** start STORED RECORDS **
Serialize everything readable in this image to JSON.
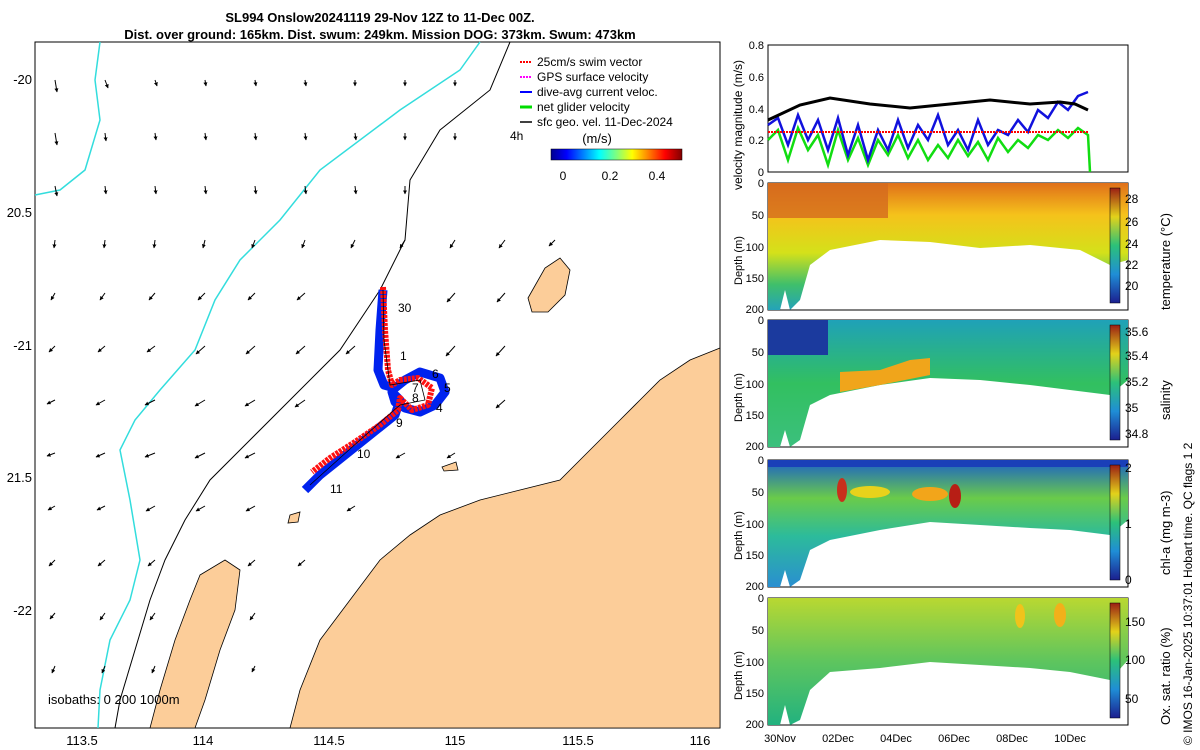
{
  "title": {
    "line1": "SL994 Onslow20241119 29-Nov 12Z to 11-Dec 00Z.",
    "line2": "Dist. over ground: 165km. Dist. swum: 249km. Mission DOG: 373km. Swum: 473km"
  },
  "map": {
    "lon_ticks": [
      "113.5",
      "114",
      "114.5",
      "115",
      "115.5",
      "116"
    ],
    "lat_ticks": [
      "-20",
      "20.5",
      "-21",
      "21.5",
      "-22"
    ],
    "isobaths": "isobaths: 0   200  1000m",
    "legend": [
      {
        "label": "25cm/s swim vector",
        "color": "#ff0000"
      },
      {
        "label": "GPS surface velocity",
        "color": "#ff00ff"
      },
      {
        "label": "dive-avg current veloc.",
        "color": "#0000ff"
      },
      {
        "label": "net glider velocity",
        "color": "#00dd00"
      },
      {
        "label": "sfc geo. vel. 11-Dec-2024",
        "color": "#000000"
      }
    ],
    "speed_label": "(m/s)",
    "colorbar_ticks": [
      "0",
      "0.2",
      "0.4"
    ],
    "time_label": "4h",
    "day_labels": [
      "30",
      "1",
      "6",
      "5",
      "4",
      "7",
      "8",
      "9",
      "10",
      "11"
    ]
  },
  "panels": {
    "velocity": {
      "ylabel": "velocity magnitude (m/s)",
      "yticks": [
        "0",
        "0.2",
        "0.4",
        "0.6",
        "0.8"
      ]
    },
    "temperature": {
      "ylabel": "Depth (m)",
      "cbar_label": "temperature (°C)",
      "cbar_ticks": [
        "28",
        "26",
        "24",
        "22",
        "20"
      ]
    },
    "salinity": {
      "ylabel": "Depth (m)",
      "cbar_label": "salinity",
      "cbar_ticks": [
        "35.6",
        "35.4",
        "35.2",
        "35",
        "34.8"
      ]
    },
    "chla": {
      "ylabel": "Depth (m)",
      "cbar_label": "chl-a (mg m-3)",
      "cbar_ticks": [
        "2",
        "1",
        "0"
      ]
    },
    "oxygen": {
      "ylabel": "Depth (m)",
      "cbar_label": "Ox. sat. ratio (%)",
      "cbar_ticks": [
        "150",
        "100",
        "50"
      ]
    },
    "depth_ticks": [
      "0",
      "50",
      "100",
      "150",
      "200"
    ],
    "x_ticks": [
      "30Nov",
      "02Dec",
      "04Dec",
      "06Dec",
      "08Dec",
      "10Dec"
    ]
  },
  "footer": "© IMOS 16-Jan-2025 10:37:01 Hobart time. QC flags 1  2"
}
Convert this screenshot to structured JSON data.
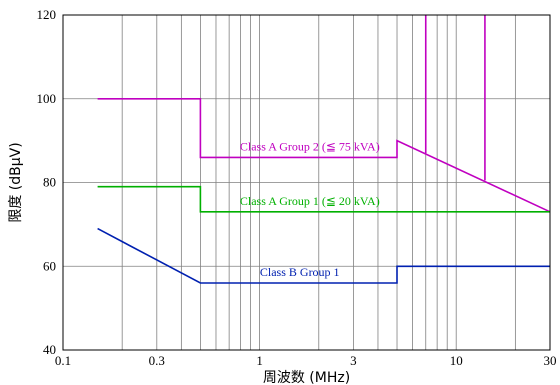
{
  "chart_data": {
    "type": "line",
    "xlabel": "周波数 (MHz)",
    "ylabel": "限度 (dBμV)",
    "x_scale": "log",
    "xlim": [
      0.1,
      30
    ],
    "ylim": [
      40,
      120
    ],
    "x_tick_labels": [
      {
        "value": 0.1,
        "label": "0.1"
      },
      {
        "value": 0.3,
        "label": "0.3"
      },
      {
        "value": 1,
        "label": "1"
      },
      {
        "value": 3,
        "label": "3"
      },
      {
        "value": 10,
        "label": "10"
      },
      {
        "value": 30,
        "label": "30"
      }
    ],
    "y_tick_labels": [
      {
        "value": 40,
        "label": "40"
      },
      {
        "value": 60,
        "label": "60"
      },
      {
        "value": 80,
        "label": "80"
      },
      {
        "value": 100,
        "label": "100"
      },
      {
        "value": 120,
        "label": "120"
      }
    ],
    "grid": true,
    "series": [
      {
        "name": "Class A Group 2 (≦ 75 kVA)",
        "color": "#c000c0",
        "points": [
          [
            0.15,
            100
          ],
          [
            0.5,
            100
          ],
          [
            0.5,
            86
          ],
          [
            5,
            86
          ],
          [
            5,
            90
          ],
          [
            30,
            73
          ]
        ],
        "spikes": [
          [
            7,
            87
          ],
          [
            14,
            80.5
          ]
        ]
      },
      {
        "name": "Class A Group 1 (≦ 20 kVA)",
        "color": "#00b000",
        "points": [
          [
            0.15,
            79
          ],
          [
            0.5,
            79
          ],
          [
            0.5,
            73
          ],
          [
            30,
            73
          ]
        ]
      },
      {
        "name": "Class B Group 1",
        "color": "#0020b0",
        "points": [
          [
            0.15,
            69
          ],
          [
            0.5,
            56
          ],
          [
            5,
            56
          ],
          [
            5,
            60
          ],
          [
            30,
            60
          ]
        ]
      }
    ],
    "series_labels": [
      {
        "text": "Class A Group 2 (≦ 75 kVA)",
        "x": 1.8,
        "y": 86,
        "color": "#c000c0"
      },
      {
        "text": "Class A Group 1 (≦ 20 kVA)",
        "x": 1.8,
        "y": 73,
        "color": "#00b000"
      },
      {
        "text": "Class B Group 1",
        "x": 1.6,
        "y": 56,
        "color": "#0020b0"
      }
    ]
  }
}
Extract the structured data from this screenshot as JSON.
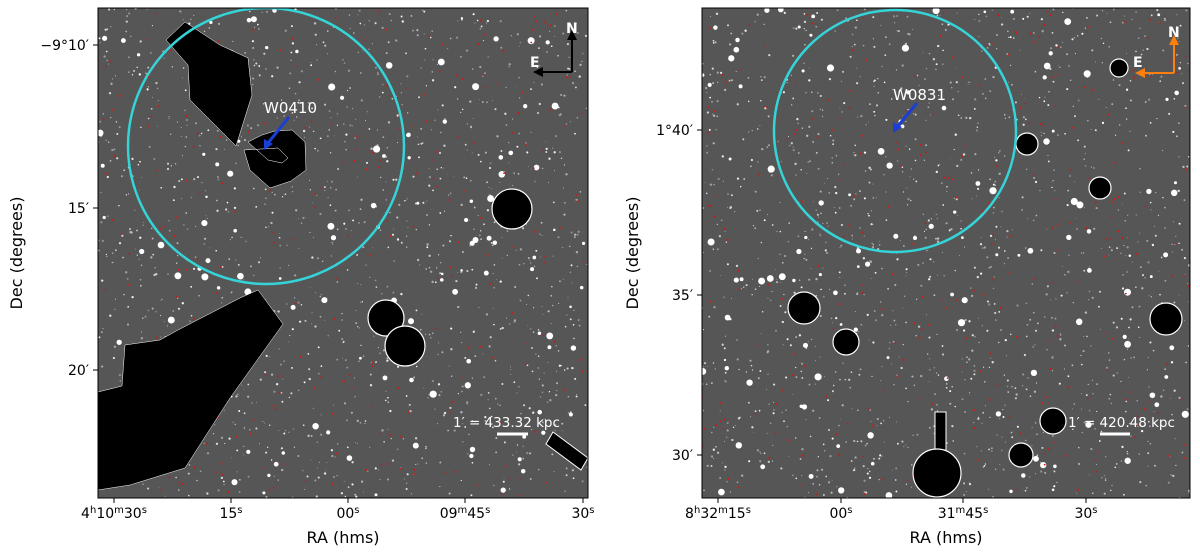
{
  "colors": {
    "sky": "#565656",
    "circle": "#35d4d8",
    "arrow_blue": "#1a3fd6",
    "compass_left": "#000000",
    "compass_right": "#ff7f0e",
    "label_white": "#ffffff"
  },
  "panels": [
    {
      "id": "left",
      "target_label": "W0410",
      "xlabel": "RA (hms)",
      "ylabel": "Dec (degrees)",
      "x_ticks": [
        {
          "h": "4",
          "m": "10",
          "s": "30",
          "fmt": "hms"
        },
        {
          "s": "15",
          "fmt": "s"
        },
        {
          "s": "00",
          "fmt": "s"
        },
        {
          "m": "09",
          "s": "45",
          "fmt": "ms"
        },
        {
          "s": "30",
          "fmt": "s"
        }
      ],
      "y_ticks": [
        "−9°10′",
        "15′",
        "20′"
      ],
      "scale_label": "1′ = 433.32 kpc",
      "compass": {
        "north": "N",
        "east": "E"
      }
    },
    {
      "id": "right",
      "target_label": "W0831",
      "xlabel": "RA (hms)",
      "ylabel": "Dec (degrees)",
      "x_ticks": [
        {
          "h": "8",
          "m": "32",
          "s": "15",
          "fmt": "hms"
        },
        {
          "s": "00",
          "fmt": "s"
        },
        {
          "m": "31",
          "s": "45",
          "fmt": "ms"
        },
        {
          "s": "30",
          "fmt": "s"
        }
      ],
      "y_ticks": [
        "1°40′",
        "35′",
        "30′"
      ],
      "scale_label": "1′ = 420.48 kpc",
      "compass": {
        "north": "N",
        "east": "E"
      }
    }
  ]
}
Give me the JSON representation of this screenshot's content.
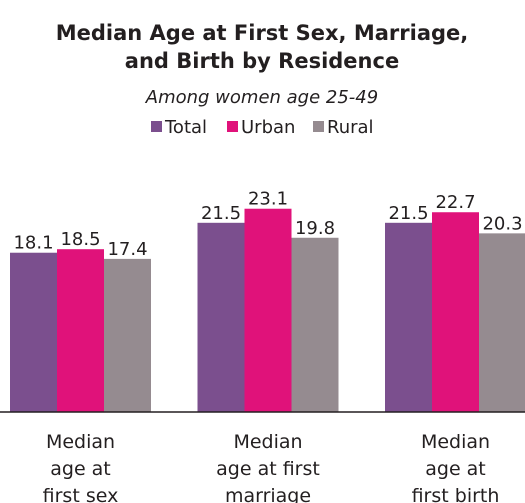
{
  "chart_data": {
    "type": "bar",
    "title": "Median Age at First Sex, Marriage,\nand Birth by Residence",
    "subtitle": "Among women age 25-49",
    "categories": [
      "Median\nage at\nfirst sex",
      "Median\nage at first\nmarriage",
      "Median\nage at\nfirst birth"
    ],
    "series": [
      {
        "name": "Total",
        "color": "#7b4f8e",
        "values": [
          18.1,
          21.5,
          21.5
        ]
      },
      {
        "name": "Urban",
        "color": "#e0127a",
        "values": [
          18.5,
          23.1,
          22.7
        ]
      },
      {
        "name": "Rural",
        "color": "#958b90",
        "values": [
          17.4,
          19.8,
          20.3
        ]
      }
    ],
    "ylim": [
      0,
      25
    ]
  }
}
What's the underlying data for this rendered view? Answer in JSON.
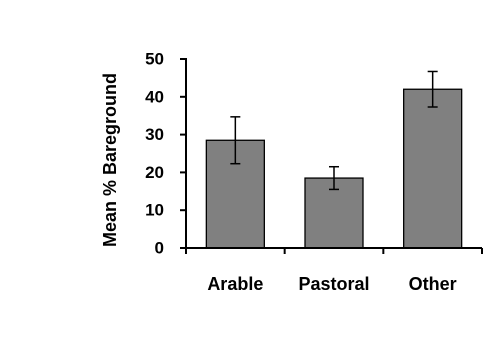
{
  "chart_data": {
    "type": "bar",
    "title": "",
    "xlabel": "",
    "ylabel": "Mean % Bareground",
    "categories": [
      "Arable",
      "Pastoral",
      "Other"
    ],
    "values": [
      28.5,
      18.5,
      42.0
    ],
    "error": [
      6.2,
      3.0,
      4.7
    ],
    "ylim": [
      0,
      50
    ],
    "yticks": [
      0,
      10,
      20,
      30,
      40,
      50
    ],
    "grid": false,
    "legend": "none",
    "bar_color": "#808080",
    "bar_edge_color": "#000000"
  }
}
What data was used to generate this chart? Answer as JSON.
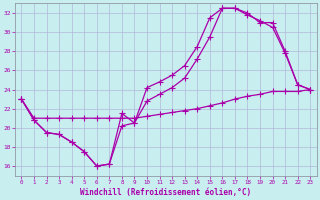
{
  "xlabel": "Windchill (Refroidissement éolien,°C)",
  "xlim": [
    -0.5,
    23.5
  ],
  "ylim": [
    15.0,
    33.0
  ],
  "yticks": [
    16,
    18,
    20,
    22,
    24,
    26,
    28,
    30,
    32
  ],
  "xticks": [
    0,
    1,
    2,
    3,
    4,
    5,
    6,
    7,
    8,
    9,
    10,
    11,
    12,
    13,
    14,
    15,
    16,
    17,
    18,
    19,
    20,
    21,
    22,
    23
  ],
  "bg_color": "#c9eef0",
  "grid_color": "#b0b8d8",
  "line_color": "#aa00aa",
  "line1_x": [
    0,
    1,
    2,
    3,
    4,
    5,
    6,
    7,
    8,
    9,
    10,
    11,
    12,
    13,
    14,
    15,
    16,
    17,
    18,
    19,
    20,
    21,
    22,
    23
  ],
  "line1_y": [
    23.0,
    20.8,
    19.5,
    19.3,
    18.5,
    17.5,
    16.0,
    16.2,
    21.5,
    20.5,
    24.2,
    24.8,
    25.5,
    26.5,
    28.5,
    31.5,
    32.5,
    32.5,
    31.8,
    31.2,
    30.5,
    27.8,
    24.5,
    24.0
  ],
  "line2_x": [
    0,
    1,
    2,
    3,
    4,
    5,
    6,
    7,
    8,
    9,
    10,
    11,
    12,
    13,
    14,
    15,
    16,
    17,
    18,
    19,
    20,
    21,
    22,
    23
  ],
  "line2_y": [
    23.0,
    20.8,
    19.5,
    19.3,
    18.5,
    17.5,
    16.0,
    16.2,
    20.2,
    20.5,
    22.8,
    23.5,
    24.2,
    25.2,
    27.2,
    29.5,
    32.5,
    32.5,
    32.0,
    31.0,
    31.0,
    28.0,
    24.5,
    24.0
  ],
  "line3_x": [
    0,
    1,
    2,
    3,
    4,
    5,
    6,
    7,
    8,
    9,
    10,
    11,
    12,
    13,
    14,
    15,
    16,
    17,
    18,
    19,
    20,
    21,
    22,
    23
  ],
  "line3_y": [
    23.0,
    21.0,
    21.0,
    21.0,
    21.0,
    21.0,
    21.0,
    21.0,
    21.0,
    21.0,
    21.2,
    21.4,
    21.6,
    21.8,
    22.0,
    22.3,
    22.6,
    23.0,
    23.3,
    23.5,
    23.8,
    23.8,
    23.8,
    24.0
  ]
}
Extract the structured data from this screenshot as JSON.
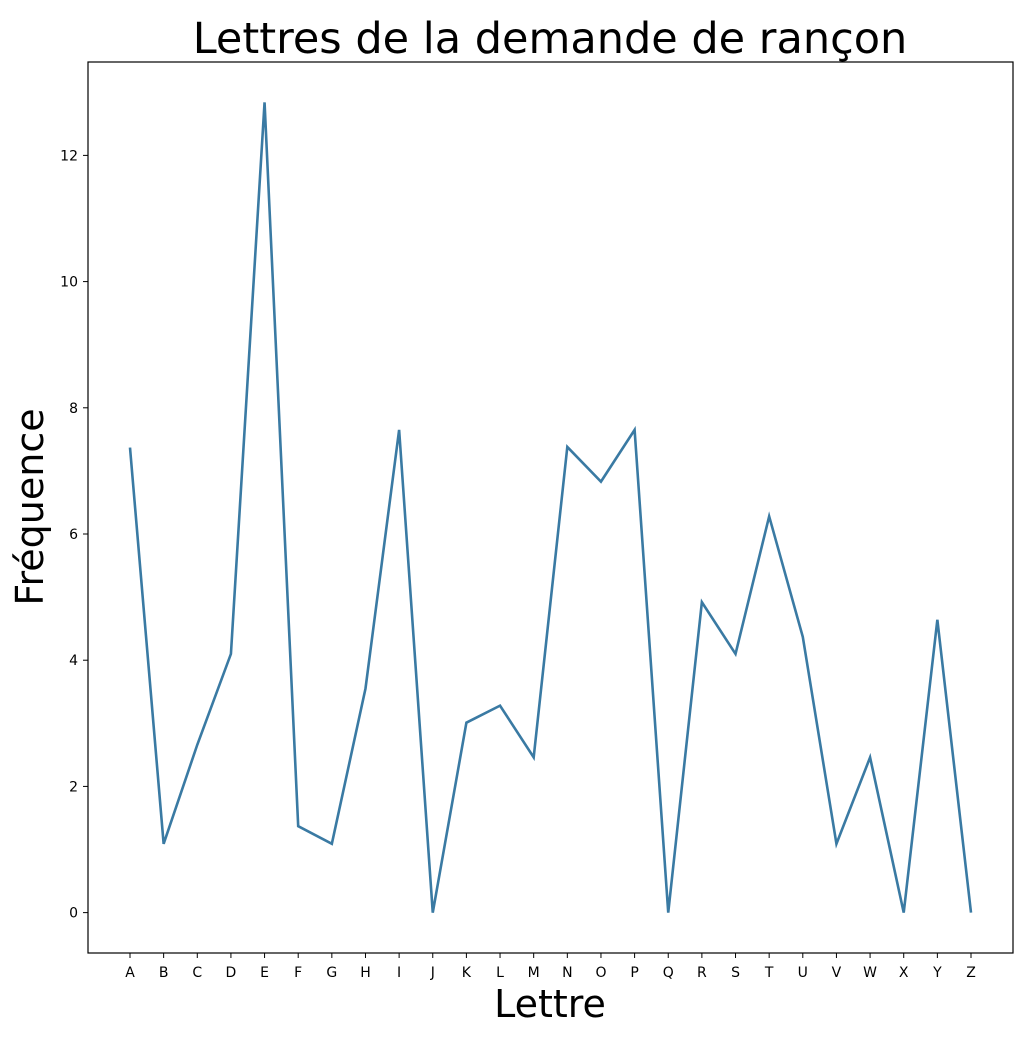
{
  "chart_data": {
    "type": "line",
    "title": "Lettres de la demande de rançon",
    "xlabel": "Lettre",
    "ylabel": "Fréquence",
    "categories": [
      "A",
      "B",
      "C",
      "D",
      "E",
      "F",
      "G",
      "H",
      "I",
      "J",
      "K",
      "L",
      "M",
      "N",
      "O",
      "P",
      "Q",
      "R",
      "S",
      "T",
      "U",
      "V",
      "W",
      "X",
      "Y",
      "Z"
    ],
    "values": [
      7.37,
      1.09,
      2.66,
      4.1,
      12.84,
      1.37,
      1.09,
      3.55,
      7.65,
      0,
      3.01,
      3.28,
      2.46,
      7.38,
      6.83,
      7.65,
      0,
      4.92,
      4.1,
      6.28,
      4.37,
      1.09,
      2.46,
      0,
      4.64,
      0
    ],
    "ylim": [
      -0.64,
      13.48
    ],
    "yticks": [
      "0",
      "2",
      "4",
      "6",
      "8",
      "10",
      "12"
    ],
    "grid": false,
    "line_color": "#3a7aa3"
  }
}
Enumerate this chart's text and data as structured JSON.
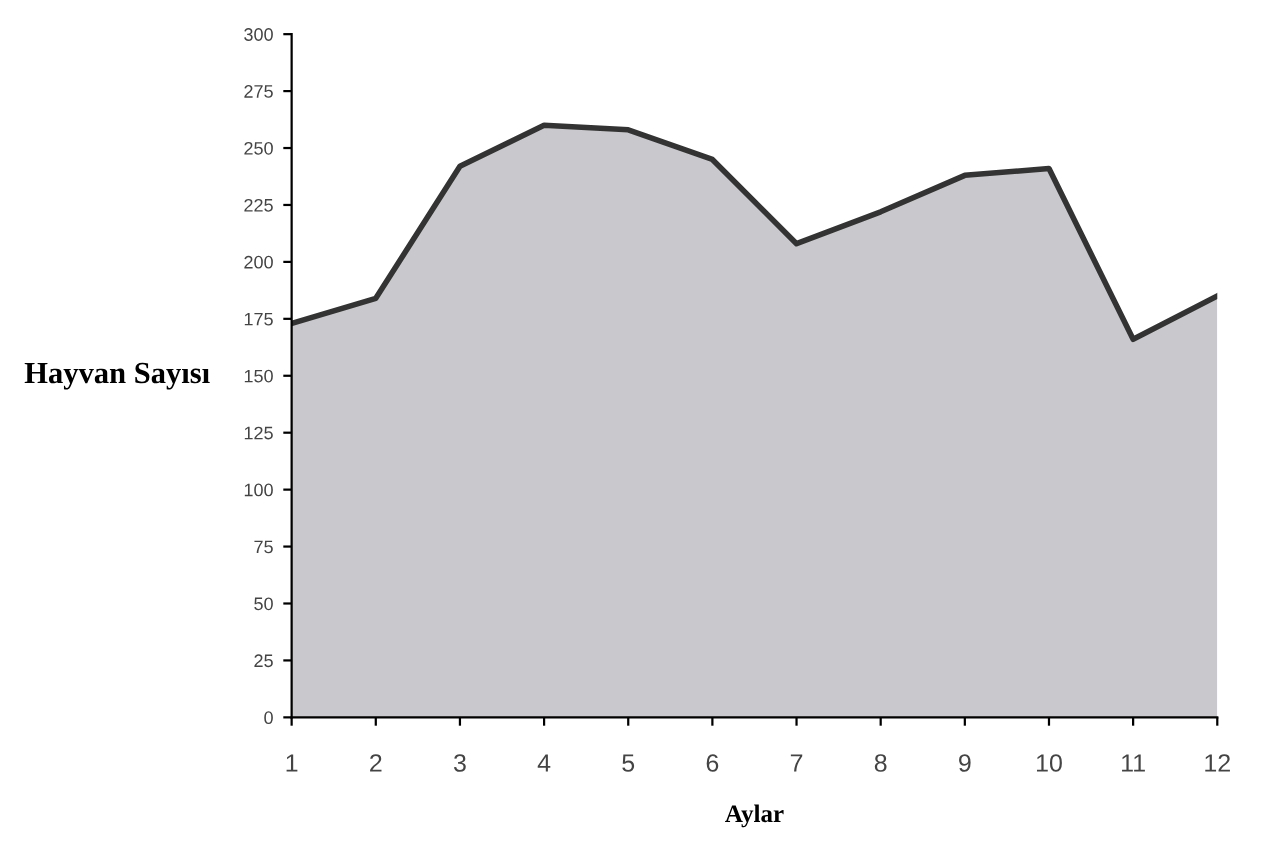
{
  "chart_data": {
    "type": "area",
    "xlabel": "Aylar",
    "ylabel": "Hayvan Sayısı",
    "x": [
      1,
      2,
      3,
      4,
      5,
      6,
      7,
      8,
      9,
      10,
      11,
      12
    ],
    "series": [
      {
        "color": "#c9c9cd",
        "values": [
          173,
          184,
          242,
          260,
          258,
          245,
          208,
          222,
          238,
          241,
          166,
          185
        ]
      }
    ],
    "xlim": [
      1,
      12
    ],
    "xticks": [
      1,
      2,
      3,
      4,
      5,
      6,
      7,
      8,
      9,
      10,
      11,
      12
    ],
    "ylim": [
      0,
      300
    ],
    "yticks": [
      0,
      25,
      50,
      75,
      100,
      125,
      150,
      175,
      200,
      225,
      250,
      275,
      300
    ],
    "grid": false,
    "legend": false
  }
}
** end STORED RECORDS **
_STATED TASK_:
Show each line of the listing that holds the string "Answer".

_OUTPUT BELOW_:
What's the underlying data for this rendered view? Answer in JSON.
What data was used to generate this chart? Answer as JSON.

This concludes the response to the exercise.